Select every line below containing the word "they".

(Saved data entries)
⁂

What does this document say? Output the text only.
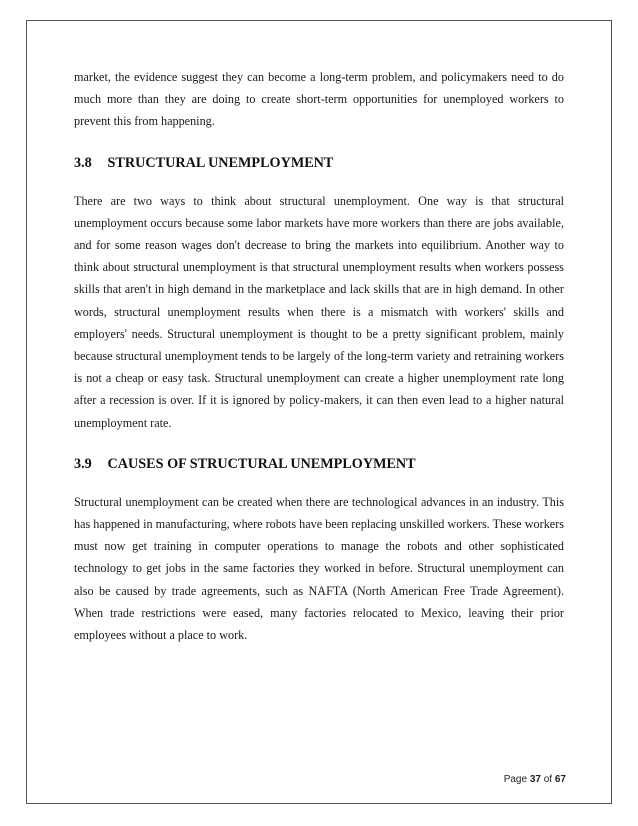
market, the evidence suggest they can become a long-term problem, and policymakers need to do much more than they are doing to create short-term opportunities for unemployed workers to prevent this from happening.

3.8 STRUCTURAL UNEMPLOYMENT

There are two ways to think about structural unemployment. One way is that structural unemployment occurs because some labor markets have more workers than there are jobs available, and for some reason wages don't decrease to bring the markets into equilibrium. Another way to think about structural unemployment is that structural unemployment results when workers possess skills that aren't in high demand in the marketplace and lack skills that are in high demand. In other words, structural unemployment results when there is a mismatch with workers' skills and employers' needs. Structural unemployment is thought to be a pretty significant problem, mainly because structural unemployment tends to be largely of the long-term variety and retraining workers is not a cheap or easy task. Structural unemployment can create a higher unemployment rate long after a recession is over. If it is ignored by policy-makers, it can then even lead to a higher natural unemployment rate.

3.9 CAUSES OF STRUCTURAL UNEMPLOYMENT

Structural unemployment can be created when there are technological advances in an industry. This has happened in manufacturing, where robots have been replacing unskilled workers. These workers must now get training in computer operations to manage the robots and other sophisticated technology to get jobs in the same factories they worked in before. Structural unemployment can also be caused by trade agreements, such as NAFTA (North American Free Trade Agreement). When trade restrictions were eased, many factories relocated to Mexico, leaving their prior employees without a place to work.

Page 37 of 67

⁂

(TASK OUTPUT)
market, the evidence suggest they can become a long-term problem, and policymakers need to do much more than they are doing to create short-term opportunities for unemployed workers to prevent this from happening.
Structural unemployment can be created when there are technological advances in an industry. This has happened in manufacturing, where robots have been replacing unskilled workers. These workers must now get training in computer operations to manage the robots and other sophisticated technology to get jobs in the same factories they worked in before. Structural unemployment can also be caused by trade agreements, such as NAFTA (North American Free Trade Agreement). When trade restrictions were eased, many factories relocated to Mexico, leaving their prior employees without a place to work.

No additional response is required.